(Data listing)
-- start --

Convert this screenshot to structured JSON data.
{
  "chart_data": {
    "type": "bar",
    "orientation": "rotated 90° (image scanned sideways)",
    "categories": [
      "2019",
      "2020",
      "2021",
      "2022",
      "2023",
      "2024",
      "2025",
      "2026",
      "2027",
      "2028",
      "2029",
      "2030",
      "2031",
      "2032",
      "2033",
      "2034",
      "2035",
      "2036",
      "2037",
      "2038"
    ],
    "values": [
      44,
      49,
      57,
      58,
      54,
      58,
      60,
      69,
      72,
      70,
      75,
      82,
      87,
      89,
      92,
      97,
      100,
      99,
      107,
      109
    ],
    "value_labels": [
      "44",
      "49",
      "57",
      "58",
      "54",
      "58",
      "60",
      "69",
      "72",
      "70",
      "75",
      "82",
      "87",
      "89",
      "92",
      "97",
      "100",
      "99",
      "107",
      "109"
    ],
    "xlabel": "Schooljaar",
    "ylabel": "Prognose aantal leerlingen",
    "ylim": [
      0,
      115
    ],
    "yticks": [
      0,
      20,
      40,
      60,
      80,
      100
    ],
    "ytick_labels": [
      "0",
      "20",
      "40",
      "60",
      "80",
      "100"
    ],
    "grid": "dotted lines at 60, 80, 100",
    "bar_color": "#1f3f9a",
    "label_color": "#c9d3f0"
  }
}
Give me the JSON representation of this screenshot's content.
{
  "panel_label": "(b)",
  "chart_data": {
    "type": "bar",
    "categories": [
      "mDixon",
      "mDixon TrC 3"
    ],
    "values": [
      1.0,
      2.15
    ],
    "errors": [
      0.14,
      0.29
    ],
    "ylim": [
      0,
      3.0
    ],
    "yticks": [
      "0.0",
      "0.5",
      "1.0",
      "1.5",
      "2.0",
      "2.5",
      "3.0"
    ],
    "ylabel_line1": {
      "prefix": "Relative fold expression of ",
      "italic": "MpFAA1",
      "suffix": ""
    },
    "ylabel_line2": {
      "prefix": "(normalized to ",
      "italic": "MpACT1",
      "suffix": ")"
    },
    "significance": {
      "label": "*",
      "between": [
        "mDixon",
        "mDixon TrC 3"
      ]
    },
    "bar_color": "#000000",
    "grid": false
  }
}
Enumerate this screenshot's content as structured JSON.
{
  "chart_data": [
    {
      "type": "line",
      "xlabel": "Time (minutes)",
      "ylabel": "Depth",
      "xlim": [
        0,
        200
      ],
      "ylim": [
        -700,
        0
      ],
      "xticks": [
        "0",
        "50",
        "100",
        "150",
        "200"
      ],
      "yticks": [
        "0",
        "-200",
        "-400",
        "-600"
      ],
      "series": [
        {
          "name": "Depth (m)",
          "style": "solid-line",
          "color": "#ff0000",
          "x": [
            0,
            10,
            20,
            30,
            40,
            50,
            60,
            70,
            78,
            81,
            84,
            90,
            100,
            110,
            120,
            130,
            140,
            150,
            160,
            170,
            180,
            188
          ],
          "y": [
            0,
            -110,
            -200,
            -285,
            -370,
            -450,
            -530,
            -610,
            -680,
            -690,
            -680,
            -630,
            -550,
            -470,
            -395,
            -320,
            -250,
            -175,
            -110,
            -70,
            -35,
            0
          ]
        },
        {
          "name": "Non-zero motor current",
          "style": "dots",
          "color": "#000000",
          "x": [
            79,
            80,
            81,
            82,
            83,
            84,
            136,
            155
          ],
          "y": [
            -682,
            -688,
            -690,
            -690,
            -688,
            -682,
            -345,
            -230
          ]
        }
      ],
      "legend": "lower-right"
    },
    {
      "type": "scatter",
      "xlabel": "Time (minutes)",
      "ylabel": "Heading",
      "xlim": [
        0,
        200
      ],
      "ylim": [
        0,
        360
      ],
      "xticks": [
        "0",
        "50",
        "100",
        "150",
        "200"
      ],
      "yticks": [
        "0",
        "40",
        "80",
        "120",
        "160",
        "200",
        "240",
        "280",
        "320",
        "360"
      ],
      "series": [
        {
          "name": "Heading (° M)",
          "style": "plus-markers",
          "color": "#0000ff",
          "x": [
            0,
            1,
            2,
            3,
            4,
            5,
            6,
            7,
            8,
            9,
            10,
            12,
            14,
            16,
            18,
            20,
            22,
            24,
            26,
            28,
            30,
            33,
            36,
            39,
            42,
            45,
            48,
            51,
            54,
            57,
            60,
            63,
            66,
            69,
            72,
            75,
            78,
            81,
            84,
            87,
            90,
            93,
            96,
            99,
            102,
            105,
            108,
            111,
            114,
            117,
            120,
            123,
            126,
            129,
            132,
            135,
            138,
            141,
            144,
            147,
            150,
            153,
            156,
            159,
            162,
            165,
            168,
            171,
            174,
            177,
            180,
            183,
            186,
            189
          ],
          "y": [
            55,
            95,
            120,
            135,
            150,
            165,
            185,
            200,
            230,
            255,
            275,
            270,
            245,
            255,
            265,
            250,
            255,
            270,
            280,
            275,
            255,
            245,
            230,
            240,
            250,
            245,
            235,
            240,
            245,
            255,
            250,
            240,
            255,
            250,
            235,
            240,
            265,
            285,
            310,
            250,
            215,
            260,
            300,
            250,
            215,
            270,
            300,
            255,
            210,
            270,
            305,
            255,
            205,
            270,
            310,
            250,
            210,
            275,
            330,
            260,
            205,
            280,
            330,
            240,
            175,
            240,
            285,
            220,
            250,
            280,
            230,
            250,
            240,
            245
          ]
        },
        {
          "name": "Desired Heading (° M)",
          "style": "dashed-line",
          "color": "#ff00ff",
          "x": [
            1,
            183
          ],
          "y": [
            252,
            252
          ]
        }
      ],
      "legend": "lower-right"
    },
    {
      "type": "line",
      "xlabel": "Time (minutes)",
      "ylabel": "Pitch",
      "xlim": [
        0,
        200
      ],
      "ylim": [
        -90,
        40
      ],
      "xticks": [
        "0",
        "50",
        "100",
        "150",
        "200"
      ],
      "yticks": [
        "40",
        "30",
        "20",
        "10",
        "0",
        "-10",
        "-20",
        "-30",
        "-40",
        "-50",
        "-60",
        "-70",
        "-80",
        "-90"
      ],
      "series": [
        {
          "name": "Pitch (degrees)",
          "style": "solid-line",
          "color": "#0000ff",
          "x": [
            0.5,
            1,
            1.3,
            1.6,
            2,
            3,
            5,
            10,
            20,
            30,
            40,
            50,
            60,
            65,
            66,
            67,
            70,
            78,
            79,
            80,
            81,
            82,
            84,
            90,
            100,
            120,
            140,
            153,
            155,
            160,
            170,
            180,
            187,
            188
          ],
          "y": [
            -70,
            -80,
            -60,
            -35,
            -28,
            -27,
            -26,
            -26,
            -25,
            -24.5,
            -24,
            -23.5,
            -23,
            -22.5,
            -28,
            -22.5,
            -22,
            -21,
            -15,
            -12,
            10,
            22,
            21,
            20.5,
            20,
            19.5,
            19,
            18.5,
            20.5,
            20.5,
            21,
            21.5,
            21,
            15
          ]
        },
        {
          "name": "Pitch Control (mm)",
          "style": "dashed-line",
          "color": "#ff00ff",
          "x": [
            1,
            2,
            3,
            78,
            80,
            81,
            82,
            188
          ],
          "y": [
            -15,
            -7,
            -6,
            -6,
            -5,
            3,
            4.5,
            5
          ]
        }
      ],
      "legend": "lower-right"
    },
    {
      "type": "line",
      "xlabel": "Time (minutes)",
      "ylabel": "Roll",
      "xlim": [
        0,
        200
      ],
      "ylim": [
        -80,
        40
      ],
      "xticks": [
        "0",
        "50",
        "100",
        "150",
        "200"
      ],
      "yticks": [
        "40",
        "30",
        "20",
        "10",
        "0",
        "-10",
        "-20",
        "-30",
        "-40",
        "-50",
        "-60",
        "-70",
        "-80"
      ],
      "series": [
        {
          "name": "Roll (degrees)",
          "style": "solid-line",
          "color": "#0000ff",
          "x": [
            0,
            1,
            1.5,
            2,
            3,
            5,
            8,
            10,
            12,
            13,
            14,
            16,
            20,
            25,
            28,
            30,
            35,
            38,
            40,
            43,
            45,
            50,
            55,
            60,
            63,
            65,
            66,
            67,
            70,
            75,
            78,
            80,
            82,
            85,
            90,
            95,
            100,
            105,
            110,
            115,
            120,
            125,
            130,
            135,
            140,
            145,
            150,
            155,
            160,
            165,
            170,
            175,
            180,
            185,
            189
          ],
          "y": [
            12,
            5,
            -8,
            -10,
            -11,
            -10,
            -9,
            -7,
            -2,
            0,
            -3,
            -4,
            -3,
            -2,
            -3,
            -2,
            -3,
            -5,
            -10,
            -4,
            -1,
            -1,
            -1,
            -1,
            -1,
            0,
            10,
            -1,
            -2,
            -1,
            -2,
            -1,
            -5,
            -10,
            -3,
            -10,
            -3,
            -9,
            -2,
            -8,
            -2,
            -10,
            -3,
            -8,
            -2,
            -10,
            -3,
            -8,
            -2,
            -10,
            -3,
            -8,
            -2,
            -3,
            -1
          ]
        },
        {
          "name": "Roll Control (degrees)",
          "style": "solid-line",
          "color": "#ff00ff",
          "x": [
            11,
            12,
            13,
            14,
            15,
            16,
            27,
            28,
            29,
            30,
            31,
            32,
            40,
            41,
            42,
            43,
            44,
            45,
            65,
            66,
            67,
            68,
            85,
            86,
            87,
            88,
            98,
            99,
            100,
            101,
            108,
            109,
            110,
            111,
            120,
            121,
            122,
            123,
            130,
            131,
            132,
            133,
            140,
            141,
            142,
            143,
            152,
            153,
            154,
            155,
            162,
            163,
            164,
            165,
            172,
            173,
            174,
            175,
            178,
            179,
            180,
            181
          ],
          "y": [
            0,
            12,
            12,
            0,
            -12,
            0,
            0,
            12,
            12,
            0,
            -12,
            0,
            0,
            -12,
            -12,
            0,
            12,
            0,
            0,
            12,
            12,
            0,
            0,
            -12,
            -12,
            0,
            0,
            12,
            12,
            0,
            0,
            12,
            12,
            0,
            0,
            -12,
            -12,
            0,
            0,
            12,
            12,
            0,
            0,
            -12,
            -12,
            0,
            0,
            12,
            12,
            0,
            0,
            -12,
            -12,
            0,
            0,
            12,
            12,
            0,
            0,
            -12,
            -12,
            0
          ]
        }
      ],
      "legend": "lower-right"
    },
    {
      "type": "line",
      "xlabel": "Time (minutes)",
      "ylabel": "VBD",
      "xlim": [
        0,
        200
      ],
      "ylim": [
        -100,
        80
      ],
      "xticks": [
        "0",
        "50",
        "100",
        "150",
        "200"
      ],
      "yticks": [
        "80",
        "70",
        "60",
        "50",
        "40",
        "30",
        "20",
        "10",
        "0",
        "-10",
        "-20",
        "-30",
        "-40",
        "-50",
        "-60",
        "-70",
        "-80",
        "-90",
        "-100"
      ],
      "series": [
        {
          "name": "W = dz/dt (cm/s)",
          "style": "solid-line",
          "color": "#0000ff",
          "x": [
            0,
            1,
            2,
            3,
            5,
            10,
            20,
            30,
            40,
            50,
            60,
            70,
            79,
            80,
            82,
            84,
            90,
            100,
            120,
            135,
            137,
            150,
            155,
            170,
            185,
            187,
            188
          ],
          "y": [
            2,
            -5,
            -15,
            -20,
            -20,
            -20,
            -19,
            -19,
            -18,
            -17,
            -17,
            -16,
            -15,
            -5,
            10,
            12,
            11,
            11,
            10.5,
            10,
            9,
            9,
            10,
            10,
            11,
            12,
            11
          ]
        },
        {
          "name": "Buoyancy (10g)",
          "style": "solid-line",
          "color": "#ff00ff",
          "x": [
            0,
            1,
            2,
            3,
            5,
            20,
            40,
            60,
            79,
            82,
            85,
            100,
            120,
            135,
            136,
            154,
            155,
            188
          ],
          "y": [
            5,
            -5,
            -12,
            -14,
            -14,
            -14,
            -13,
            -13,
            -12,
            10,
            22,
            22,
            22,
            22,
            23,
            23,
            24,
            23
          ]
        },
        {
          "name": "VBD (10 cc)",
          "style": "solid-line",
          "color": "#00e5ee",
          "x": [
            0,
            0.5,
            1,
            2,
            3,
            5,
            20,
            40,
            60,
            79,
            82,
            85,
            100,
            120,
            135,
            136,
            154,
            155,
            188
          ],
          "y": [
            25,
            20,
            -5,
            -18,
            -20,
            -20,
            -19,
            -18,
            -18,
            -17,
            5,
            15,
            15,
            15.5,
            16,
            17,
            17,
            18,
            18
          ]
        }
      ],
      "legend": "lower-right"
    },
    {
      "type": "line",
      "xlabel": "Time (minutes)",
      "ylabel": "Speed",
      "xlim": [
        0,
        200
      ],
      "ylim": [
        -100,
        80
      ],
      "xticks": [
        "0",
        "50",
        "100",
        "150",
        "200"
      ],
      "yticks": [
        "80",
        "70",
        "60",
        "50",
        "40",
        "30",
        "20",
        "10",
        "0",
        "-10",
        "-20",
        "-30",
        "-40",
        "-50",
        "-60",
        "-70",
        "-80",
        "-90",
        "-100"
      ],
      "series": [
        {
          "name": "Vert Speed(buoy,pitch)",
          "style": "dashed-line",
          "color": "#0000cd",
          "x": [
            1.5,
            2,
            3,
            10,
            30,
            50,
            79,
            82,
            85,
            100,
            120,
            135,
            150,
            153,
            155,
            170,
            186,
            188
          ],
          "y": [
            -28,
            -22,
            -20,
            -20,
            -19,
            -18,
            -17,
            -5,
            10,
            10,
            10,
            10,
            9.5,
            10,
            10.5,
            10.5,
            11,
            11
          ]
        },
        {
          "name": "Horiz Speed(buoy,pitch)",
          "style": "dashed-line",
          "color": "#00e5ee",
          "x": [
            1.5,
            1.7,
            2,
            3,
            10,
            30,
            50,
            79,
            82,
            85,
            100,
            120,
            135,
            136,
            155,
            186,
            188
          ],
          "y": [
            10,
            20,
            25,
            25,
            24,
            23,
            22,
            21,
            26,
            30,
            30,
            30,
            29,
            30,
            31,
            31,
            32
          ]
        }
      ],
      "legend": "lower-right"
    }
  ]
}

-- end --

For the listing above, identify each line bearing "prefix".

      "prefix": "Relative fold expression of ",
      "prefix": "(normalized to ",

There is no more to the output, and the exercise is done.